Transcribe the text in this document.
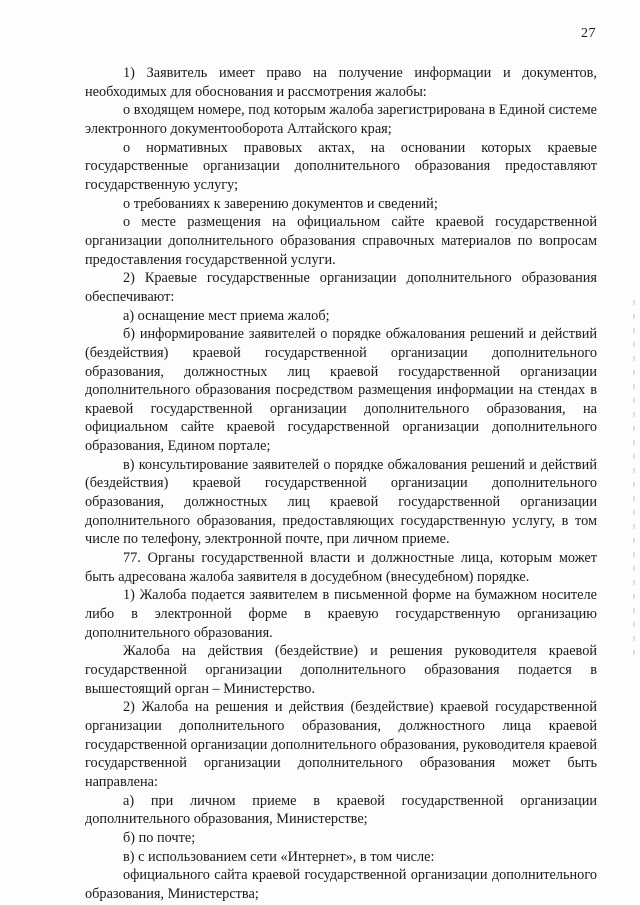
27

1) Заявитель имеет право на получение информации и документов, необходимых для обоснования и рассмотрения жалобы:

о входящем номере, под которым жалоба зарегистрирована в Единой системе электронного документооборота Алтайского края;

о нормативных правовых актах, на основании которых краевые государственные организации дополнительного образования предоставляют государственную услугу;

о требованиях к заверению документов и сведений;

о месте размещения на официальном сайте краевой государственной организации дополнительного образования справочных материалов по вопросам предоставления государственной услуги.

2) Краевые государственные организации дополнительного образования обеспечивают:

а) оснащение мест приема жалоб;

б) информирование заявителей о порядке обжалования решений и действий (бездействия) краевой государственной организации дополнительного образования, должностных лиц краевой государственной организации дополнительного образования посредством размещения информации на стендах в краевой государственной организации дополнительного образования, на официальном сайте краевой государственной организации дополнительного образования, Едином портале;

в) консультирование заявителей о порядке обжалования решений и действий (бездействия) краевой государственной организации дополнительного образования, должностных лиц краевой государственной организации дополнительного образования, предоставляющих государственную услугу, в том числе по телефону, электронной почте, при личном приеме.

77. Органы государственной власти и должностные лица, которым может быть адресована жалоба заявителя в досудебном (внесудебном) порядке.

1) Жалоба подается заявителем в письменной форме на бумажном носителе либо в электронной форме в краевую государственную организацию дополнительного образования.

Жалоба на действия (бездействие) и решения руководителя краевой государственной организации дополнительного образования подается в вышестоящий орган – Министерство.

2) Жалоба на решения и действия (бездействие) краевой государственной организации дополнительного образования, должностного лица краевой государственной организации дополнительного образования, руководителя краевой государственной организации дополнительного образования может быть направлена:

а) при личном приеме в краевой государственной организации дополнительного образования, Министерстве;

б) по почте;

в) с использованием сети «Интернет», в том числе:

официального сайта краевой государственной организации дополнительного образования, Министерства;
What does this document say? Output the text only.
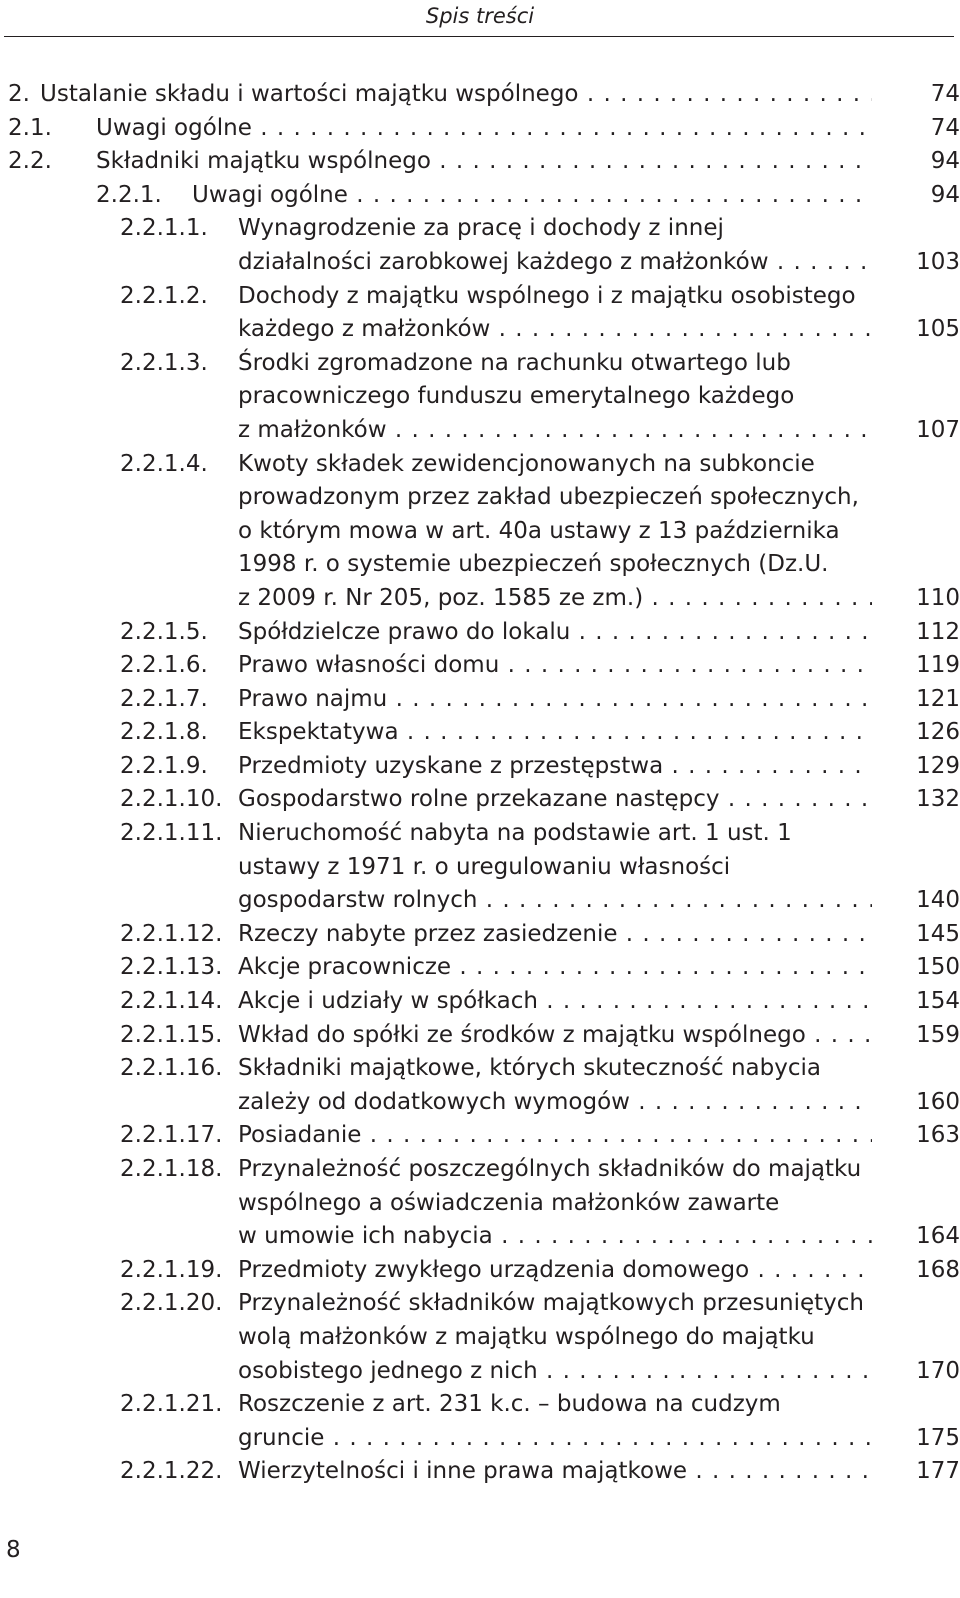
Spis treści
2. Ustalanie składu i wartości majątku wspólnego . . .	74
2.1. Uwagi ogólne . . .	74
2.2. Składniki majątku wspólnego . . .	94
2.2.1. Uwagi ogólne . . .	94
2.2.1.1. Wynagrodzenie za pracę i dochody z innej
działalności zarobkowej każdego z małżonków . . .	103
2.2.1.2. Dochody z majątku wspólnego i z majątku osobistego
każdego z małżonków . . .	105
2.2.1.3. Środki zgromadzone na rachunku otwartego lub
pracowniczego funduszu emerytalnego każdego
z małżonków . . .	107
2.2.1.4. Kwoty składek zewidencjonowanych na subkoncie
prowadzonym przez zakład ubezpieczeń społecznych,
o którym mowa w art. 40a ustawy z 13 października
1998 r. o systemie ubezpieczeń społecznych (Dz.U.
z 2009 r. Nr 205, poz. 1585 ze zm.) . . .	110
2.2.1.5. Spółdzielcze prawo do lokalu . . .	112
2.2.1.6. Prawo własności domu . . .	119
2.2.1.7. Prawo najmu . . .	121
2.2.1.8. Ekspektatywa . . .	126
2.2.1.9. Przedmioty uzyskane z przestępstwa . . .	129
2.2.1.10. Gospodarstwo rolne przekazane następcy . . .	132
2.2.1.11. Nieruchomość nabyta na podstawie art. 1 ust. 1
ustawy z 1971 r. o uregulowaniu własności
gospodarstw rolnych . . .	140
2.2.1.12. Rzeczy nabyte przez zasiedzenie . . .	145
2.2.1.13. Akcje pracownicze . . .	150
2.2.1.14. Akcje i udziały w spółkach . . .	154
2.2.1.15. Wkład do spółki ze środków z majątku wspólnego . . .	159
2.2.1.16. Składniki majątkowe, których skuteczność nabycia
zależy od dodatkowych wymogów . . .	160
2.2.1.17. Posiadanie . . .	163
2.2.1.18. Przynależność poszczególnych składników do majątku
wspólnego a oświadczenia małżonków zawarte
w umowie ich nabycia . . .	164
2.2.1.19. Przedmioty zwykłego urządzenia domowego . . .	168
2.2.1.20. Przynależność składników majątkowych przesuniętych
wolą małżonków z majątku wspólnego do majątku
osobistego jednego z nich . . .	170
2.2.1.21. Roszczenie z art. 231 k.c. – budowa na cudzym
gruncie . . .	175
2.2.1.22. Wierzytelności i inne prawa majątkowe . . .	177
8
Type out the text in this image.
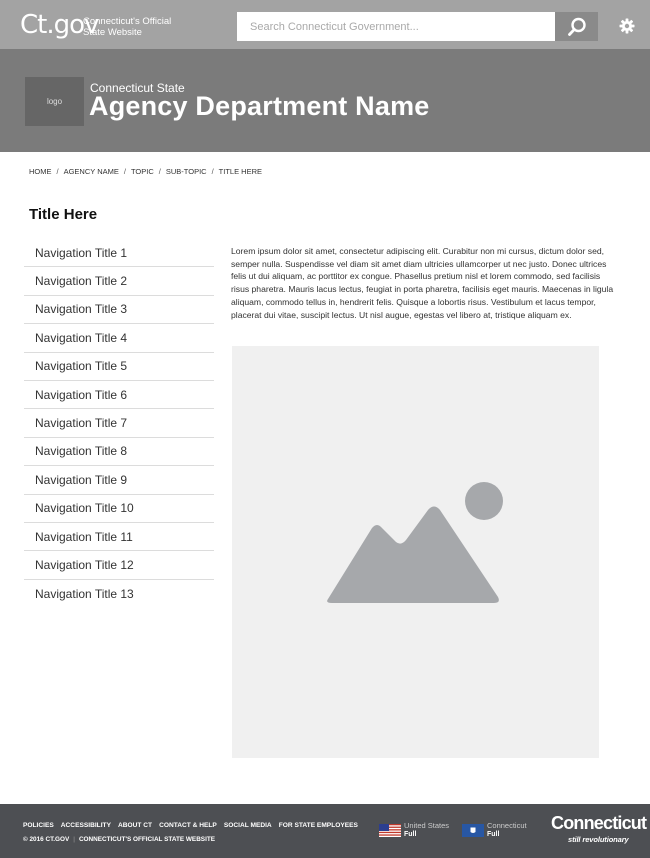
Ct.gov
Connecticut's Official
State Website
Search Connecticut Government...
logo
Connecticut State
Agency Department Name
HOME / AGENCY NAME / TOPIC / SUB-TOPIC / TITLE HERE
Title Here
Navigation Title 1
Navigation Title 2
Navigation Title 3
Navigation Title 4
Navigation Title 5
Navigation Title 6
Navigation Title 7
Navigation Title 8
Navigation Title 9
Navigation Title 10
Navigation Title 11
Navigation Title 12
Navigation Title 13

Lorem ipsum dolor sit amet, consectetur adipiscing elit. Curabitur non mi cursus, dictum dolor sed, semper nulla. Suspendisse vel diam sit amet diam ultricies ullamcorper ut nec justo. Donec ultrices felis ut dui aliquam, ac porttitor ex congue. Phasellus pretium nisl et lorem commodo, sed facilisis risus pharetra. Mauris lacus lectus, feugiat in porta pharetra, facilisis eget mauris. Maecenas in ligula aliquam, commodo tellus in, hendrerit felis. Quisque a lobortis risus. Vestibulum et lacus tempor, placerat dui vitae, suscipit lectus. Ut nisl augue, egestas vel libero at, tristique aliquam ex.

POLICIES ACCESSIBILITY ABOUT CT CONTACT & HELP SOCIAL MEDIA FOR STATE EMPLOYEES
© 2016 CT.GOV | CONNECTICUT'S OFFICIAL STATE WEBSITE
United States
Full
Connecticut
Full
Connecticut
still revolutionary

:::::

#### Task objective:
Tally the lines of the data that contain the string "małżonków" and report the total alone.

#### Exercise solution:
5